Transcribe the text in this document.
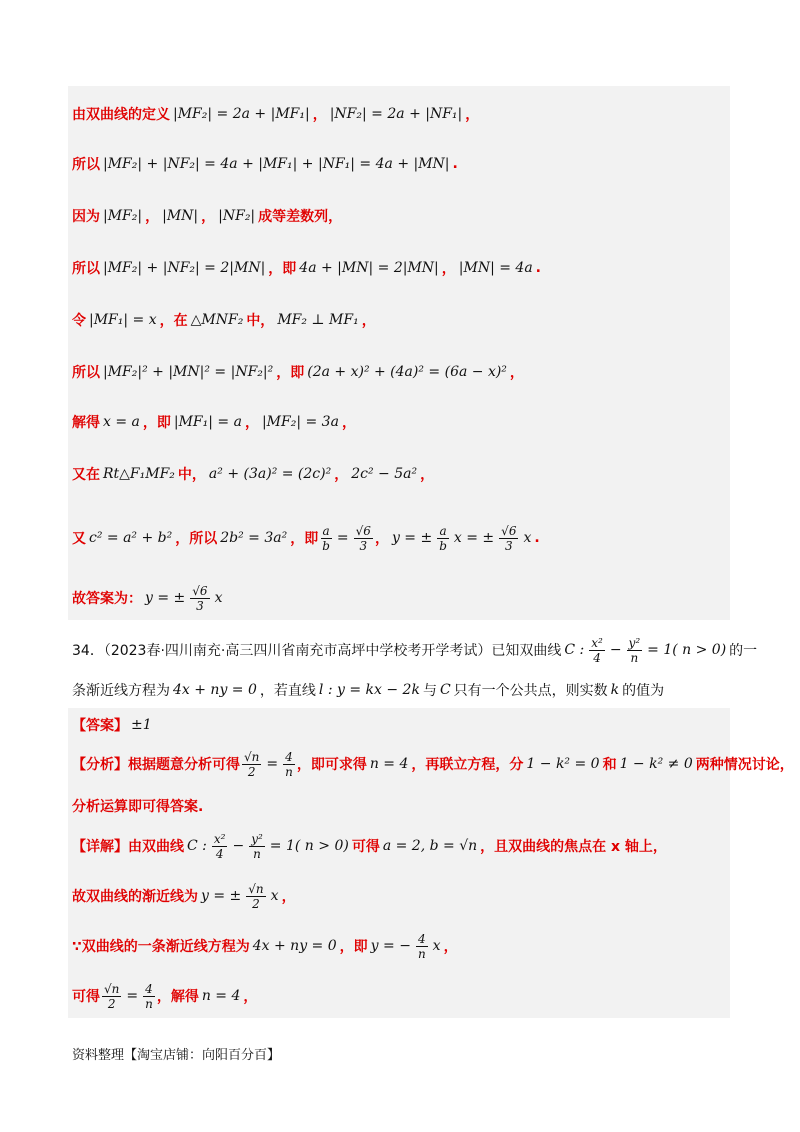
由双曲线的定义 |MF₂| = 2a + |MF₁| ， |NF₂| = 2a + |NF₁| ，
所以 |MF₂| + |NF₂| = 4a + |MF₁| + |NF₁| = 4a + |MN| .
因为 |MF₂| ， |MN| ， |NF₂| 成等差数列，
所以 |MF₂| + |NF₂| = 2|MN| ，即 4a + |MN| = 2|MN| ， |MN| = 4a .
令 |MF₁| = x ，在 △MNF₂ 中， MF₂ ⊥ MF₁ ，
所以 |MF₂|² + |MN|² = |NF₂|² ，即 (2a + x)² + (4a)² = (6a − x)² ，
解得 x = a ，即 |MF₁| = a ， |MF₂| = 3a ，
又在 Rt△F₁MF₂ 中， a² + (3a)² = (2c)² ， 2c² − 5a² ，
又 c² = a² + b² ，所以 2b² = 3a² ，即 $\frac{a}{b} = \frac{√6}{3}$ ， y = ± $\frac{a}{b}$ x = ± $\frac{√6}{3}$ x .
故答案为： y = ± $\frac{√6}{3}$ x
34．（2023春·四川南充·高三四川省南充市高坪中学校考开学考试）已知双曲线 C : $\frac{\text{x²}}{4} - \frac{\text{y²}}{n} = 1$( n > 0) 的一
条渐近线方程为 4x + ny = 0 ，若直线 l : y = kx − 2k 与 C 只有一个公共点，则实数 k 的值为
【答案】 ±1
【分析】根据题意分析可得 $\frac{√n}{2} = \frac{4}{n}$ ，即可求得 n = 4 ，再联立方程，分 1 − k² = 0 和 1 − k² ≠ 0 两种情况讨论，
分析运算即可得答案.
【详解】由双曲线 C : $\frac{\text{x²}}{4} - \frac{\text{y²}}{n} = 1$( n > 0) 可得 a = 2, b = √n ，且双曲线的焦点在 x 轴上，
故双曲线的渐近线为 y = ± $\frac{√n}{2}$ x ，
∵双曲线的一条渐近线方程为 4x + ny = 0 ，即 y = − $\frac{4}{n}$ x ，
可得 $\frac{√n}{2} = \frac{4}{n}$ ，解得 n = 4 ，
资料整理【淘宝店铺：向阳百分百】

========================================

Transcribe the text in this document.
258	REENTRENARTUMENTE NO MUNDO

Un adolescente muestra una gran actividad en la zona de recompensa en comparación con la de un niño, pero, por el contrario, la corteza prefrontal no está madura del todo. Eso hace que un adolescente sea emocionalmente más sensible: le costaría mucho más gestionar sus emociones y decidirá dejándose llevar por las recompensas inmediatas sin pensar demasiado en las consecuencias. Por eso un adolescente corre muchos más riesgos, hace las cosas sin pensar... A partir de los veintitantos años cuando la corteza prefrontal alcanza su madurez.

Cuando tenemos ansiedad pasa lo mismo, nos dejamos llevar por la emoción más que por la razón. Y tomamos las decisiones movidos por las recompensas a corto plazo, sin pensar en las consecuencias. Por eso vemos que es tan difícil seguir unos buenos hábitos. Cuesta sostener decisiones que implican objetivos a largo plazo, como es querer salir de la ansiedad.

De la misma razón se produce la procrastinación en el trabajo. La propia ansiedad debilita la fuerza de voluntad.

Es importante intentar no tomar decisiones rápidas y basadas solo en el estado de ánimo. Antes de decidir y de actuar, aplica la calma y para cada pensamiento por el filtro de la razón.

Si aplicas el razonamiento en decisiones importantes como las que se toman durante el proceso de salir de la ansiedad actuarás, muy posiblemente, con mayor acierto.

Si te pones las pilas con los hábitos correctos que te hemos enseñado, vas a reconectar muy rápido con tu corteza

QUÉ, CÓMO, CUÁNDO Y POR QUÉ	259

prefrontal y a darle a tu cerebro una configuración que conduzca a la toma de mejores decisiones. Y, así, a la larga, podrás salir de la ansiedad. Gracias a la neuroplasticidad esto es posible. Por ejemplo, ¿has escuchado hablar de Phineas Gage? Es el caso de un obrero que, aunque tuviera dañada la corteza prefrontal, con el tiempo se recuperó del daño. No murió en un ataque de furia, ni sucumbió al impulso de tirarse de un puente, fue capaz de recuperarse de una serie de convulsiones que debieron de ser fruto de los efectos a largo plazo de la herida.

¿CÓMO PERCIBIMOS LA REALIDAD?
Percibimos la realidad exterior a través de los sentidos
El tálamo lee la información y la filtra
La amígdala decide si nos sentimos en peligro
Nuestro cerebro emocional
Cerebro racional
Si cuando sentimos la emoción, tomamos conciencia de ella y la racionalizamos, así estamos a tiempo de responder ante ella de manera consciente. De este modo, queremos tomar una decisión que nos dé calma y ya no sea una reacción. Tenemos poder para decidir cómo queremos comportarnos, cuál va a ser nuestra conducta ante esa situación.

========================================

YOUR GOAL: Extract all lines from the material above that include the word "hábitos".

SOLUTION TO THE PROBLEM:
Cuando tenemos ansiedad pasa lo mismo, nos dejamos llevar por la emoción más que por la razón. Y tomamos las decisiones movidos por las recompensas a corto plazo, sin pensar en las consecuencias. Por eso vemos que es tan difícil seguir unos buenos hábitos. Cuesta sostener decisiones que implican objetivos a largo plazo, como es querer salir de la ansiedad.
Si te pones las pilas con los hábitos correctos que te hemos enseñado, vas a reconectar muy rápido con tu corteza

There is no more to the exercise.